* **Written instruction**
Exclude the pictures; give every entry again exactly as written.

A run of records

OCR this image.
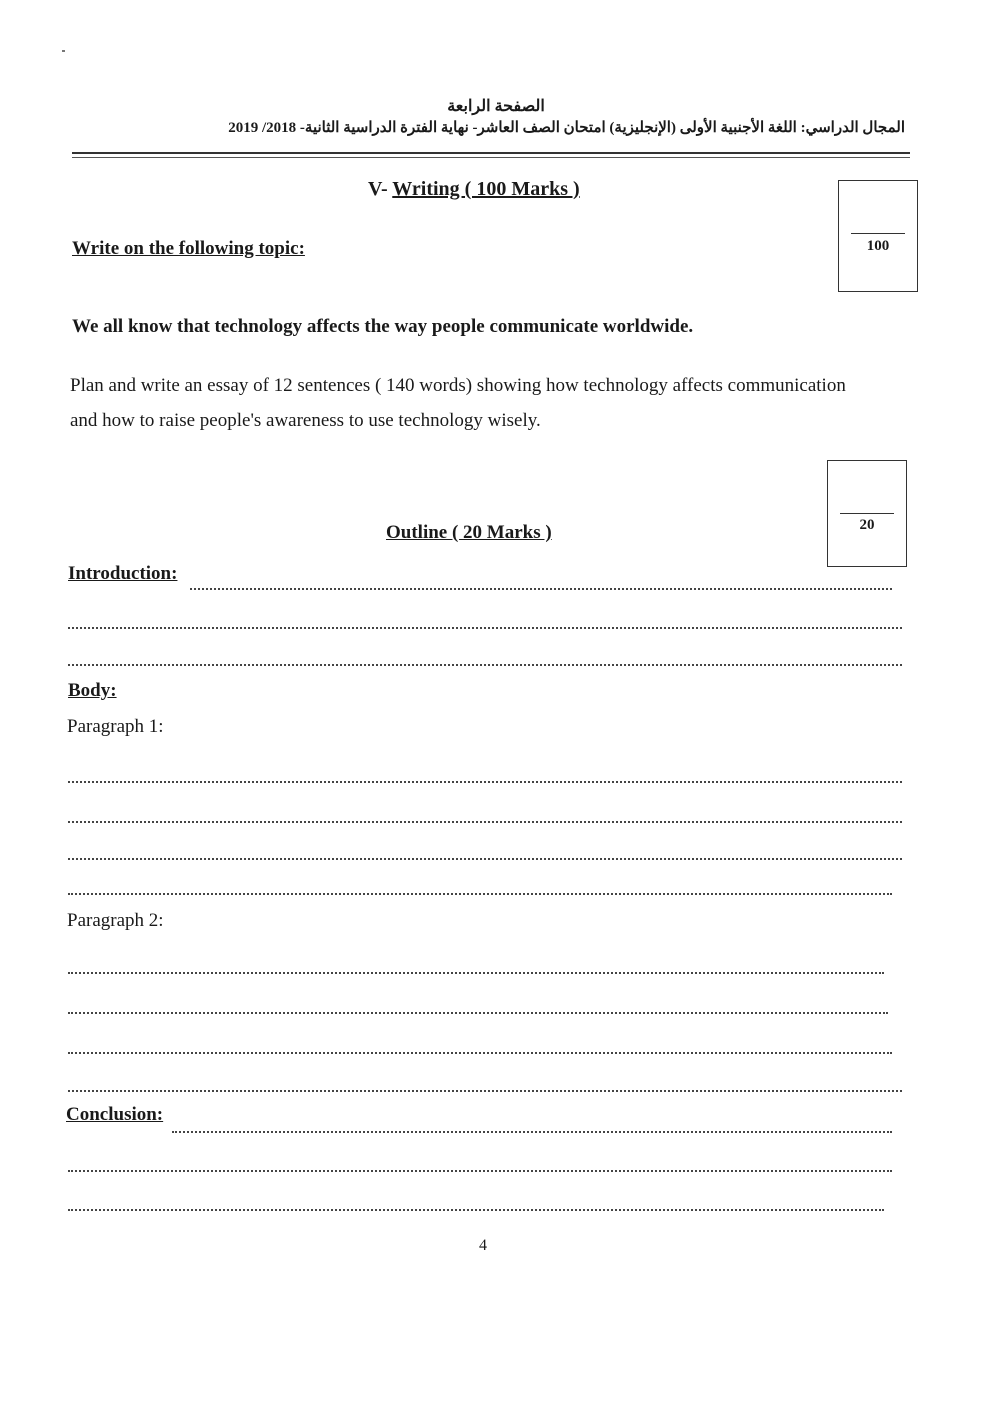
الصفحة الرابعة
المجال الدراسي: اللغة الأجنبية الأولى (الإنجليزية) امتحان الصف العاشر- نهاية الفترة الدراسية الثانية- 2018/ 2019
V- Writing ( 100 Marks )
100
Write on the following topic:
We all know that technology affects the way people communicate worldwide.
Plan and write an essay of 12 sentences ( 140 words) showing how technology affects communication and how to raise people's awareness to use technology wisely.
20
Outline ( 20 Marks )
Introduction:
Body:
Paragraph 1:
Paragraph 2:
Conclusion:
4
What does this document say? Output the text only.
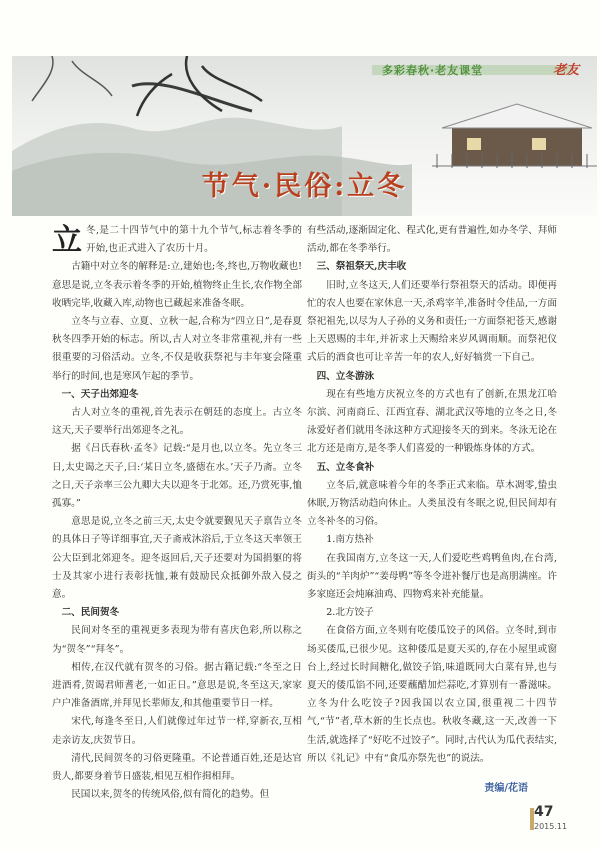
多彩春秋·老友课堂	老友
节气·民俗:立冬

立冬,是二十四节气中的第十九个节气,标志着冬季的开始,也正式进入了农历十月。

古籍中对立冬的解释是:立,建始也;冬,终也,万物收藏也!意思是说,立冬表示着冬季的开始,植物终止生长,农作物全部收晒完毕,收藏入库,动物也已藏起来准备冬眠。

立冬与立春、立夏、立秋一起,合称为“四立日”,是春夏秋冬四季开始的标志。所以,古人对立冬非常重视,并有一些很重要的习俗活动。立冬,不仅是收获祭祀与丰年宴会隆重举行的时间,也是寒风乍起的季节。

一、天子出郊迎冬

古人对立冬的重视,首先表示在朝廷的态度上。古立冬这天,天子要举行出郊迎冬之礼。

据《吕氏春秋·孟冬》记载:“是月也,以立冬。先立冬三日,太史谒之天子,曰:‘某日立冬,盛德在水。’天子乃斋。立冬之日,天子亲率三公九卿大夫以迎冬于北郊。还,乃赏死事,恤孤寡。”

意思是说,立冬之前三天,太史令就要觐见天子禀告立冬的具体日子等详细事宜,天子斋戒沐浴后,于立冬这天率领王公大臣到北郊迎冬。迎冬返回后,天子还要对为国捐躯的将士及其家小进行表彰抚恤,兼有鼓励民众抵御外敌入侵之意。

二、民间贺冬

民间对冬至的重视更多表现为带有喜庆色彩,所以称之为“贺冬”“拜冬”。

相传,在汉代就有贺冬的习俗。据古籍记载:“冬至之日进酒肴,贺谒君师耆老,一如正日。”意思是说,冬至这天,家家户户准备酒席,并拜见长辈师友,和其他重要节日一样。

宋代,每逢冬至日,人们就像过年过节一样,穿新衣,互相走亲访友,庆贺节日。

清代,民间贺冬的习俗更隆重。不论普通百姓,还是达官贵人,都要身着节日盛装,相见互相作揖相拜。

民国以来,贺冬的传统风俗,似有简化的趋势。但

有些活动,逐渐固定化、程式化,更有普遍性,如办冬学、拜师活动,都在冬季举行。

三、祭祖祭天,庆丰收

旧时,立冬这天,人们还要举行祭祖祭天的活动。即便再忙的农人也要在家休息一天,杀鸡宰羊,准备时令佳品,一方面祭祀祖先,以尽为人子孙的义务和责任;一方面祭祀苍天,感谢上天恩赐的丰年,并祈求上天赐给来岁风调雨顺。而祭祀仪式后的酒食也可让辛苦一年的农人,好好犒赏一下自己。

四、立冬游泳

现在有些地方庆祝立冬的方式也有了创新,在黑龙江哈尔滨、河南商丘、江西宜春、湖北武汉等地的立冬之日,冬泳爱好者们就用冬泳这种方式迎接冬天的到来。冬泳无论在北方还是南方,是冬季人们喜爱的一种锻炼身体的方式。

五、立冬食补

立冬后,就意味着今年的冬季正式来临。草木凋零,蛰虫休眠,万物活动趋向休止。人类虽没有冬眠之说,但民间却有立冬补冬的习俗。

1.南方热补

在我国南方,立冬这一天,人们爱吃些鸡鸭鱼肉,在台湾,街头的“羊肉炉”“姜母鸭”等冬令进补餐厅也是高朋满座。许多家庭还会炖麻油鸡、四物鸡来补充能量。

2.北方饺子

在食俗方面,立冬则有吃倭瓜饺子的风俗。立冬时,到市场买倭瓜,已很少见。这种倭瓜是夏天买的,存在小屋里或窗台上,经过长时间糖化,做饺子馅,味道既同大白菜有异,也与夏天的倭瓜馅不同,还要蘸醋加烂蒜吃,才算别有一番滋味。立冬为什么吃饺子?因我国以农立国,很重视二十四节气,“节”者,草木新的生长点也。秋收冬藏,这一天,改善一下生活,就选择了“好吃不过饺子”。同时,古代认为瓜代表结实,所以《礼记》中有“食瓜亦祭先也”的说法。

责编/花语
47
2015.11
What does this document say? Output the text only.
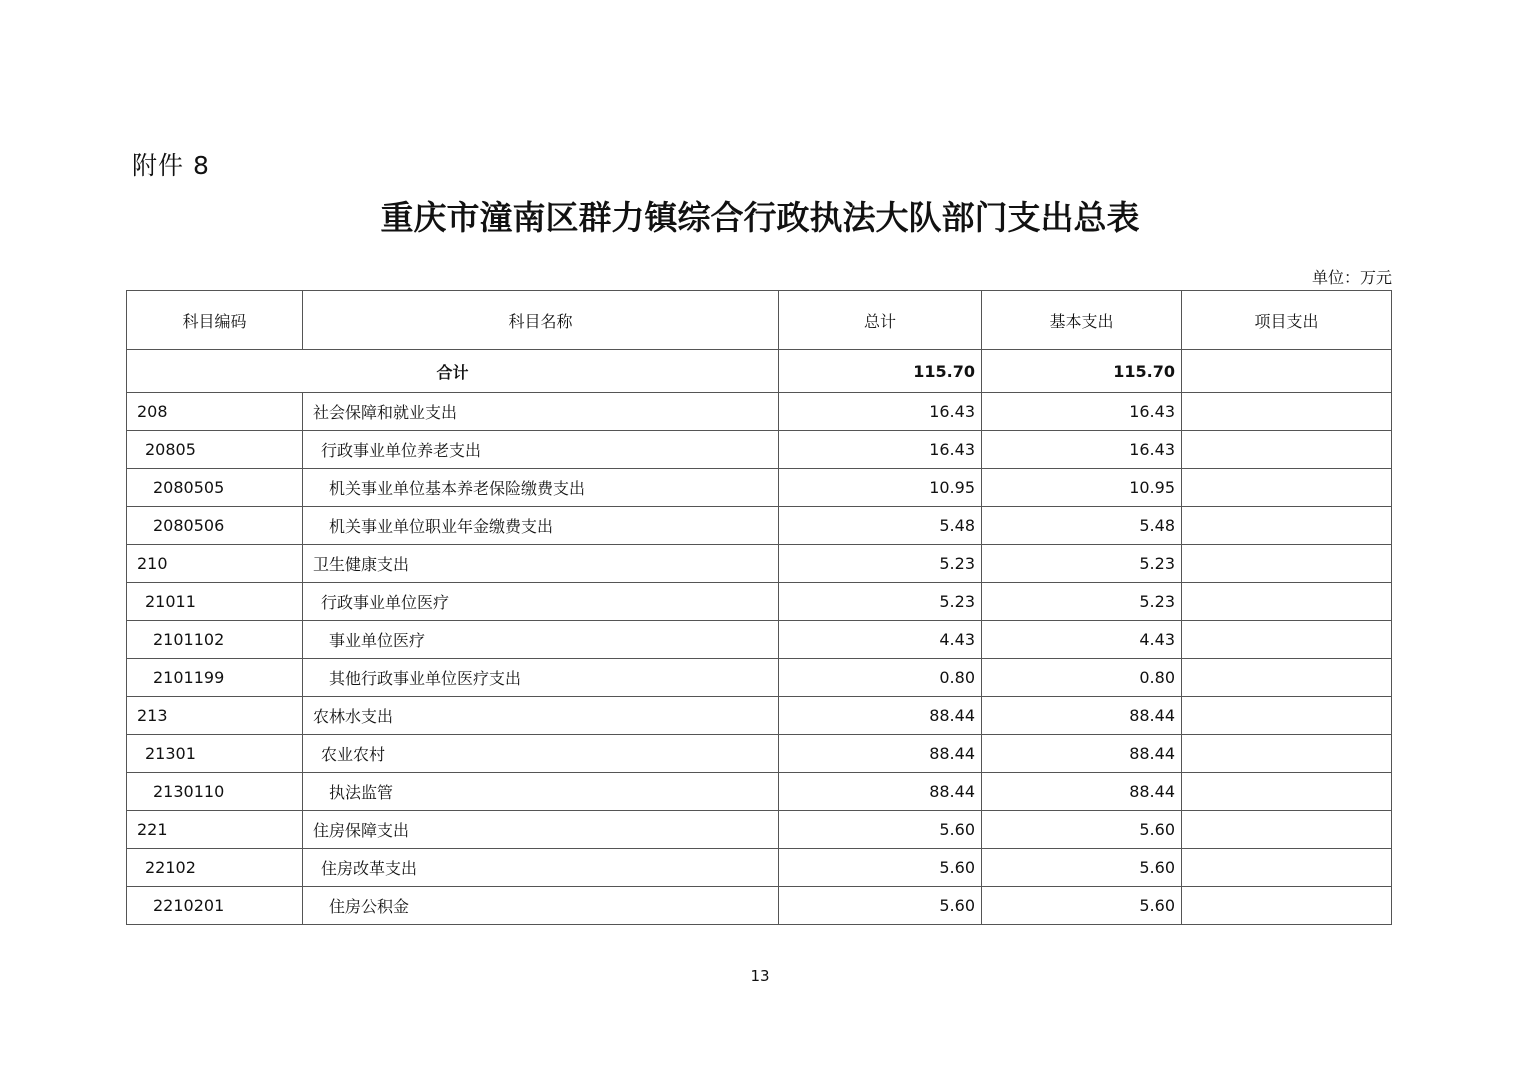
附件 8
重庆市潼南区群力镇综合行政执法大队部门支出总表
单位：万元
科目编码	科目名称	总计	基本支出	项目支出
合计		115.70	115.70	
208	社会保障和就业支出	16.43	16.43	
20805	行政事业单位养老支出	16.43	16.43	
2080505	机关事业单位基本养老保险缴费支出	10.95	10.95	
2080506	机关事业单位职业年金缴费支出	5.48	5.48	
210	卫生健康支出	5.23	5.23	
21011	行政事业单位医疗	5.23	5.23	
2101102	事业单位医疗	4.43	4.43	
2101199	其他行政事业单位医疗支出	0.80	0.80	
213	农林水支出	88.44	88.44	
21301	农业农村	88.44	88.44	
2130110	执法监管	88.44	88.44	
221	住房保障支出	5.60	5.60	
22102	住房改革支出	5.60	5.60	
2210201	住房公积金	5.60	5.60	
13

* **Response to the exercise**
OCR this image.
الصفحة الرابعة
المجال الدراسي: اللغة الأجنبية الأولى (الإنجليزية) امتحان الصف العاشر- نهاية الفترة الدراسية الثانية- 2018/ 2019
V- Writing ( 100 Marks )
100
Write on the following topic:
We all know that technology affects the way people communicate worldwide.
Plan and write an essay of 12 sentences ( 140 words) showing how technology affects communication and how to raise people's awareness to use technology wisely.
20
Outline ( 20 Marks )
Introduction:
Body:
Paragraph 1:
Paragraph 2:
Conclusion:
4
What does this document say? Output the text only.
多彩春秋·老友课堂	老友
节气·民俗:立冬

立冬,是二十四节气中的第十九个节气,标志着冬季的开始,也正式进入了农历十月。

古籍中对立冬的解释是:立,建始也;冬,终也,万物收藏也!意思是说,立冬表示着冬季的开始,植物终止生长,农作物全部收晒完毕,收藏入库,动物也已藏起来准备冬眠。

立冬与立春、立夏、立秋一起,合称为“四立日”,是春夏秋冬四季开始的标志。所以,古人对立冬非常重视,并有一些很重要的习俗活动。立冬,不仅是收获祭祀与丰年宴会隆重举行的时间,也是寒风乍起的季节。

一、天子出郊迎冬

古人对立冬的重视,首先表示在朝廷的态度上。古立冬这天,天子要举行出郊迎冬之礼。

据《吕氏春秋·孟冬》记载:“是月也,以立冬。先立冬三日,太史谒之天子,曰:‘某日立冬,盛德在水。’天子乃斋。立冬之日,天子亲率三公九卿大夫以迎冬于北郊。还,乃赏死事,恤孤寡。”

意思是说,立冬之前三天,太史令就要觐见天子禀告立冬的具体日子等详细事宜,天子斋戒沐浴后,于立冬这天率领王公大臣到北郊迎冬。迎冬返回后,天子还要对为国捐躯的将士及其家小进行表彰抚恤,兼有鼓励民众抵御外敌入侵之意。

二、民间贺冬

民间对冬至的重视更多表现为带有喜庆色彩,所以称之为“贺冬”“拜冬”。

相传,在汉代就有贺冬的习俗。据古籍记载:“冬至之日进酒肴,贺谒君师耆老,一如正日。”意思是说,冬至这天,家家户户准备酒席,并拜见长辈师友,和其他重要节日一样。

宋代,每逢冬至日,人们就像过年过节一样,穿新衣,互相走亲访友,庆贺节日。

清代,民间贺冬的习俗更隆重。不论普通百姓,还是达官贵人,都要身着节日盛装,相见互相作揖相拜。

民国以来,贺冬的传统风俗,似有简化的趋势。但

有些活动,逐渐固定化、程式化,更有普遍性,如办冬学、拜师活动,都在冬季举行。

三、祭祖祭天,庆丰收

旧时,立冬这天,人们还要举行祭祖祭天的活动。即便再忙的农人也要在家休息一天,杀鸡宰羊,准备时令佳品,一方面祭祀祖先,以尽为人子孙的义务和责任;一方面祭祀苍天,感谢上天恩赐的丰年,并祈求上天赐给来岁风调雨顺。而祭祀仪式后的酒食也可让辛苦一年的农人,好好犒赏一下自己。

四、立冬游泳

现在有些地方庆祝立冬的方式也有了创新,在黑龙江哈尔滨、河南商丘、江西宜春、湖北武汉等地的立冬之日,冬泳爱好者们就用冬泳这种方式迎接冬天的到来。冬泳无论在北方还是南方,是冬季人们喜爱的一种锻炼身体的方式。

五、立冬食补

立冬后,就意味着今年的冬季正式来临。草木凋零,蛰虫休眠,万物活动趋向休止。人类虽没有冬眠之说,但民间却有立冬补冬的习俗。

1.南方热补

在我国南方,立冬这一天,人们爱吃些鸡鸭鱼肉,在台湾,街头的“羊肉炉”“姜母鸭”等冬令进补餐厅也是高朋满座。许多家庭还会炖麻油鸡、四物鸡来补充能量。

2.北方饺子

在食俗方面,立冬则有吃倭瓜饺子的风俗。立冬时,到市场买倭瓜,已很少见。这种倭瓜是夏天买的,存在小屋里或窗台上,经过长时间糖化,做饺子馅,味道既同大白菜有异,也与夏天的倭瓜馅不同,还要蘸醋加烂蒜吃,才算别有一番滋味。立冬为什么吃饺子?因我国以农立国,很重视二十四节气,“节”者,草木新的生长点也。秋收冬藏,这一天,改善一下生活,就选择了“好吃不过饺子”。同时,古代认为瓜代表结实,所以《礼记》中有“食瓜亦祭先也”的说法。

责编/花语
47
2015.11
What does this document say? Output the text only.
附件 8
重庆市潼南区群力镇综合行政执法大队部门支出总表
单位：万元
科目编码	科目名称	总计	基本支出	项目支出
合计		115.70	115.70	
208	社会保障和就业支出	16.43	16.43	
20805	行政事业单位养老支出	16.43	16.43	
2080505	机关事业单位基本养老保险缴费支出	10.95	10.95	
2080506	机关事业单位职业年金缴费支出	5.48	5.48	
210	卫生健康支出	5.23	5.23	
21011	行政事业单位医疗	5.23	5.23	
2101102	事业单位医疗	4.43	4.43	
2101199	其他行政事业单位医疗支出	0.80	0.80	
213	农林水支出	88.44	88.44	
21301	农业农村	88.44	88.44	
2130110	执法监管	88.44	88.44	
221	住房保障支出	5.60	5.60	
22102	住房改革支出	5.60	5.60	
2210201	住房公积金	5.60	5.60	
13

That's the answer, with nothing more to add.